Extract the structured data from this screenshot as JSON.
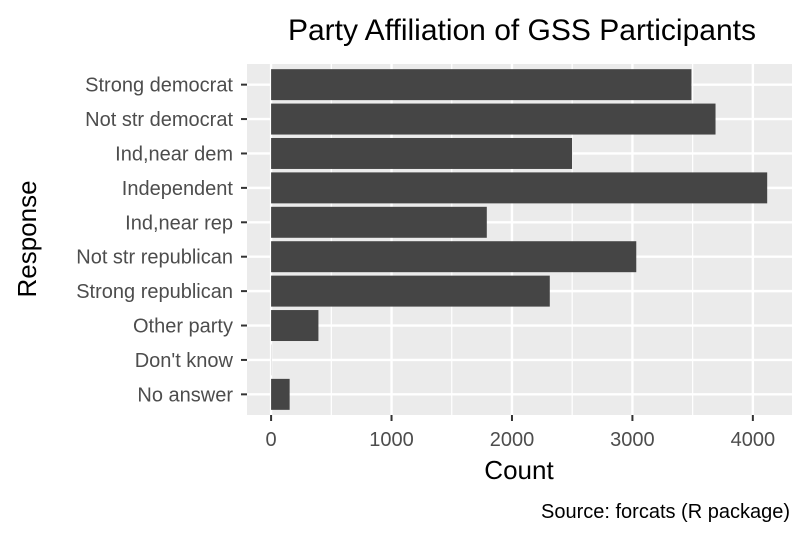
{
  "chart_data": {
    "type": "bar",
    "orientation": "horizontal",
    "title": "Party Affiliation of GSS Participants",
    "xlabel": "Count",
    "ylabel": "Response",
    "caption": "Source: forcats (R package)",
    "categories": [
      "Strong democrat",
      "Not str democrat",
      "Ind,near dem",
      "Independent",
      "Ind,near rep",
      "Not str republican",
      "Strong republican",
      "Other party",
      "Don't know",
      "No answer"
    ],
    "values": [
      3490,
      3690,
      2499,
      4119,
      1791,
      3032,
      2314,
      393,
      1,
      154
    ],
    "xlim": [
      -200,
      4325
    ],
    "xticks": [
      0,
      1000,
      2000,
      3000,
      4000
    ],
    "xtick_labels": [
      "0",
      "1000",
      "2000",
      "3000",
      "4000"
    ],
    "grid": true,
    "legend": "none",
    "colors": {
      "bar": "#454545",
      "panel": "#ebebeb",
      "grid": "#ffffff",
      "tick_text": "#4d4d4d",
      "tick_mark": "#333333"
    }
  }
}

* * * * * * *

* [Set task]
Go through the material line by line. Show each line that contains the string "Strong".

* [Problem solution]
      "Strong democrat",
      "Strong republican",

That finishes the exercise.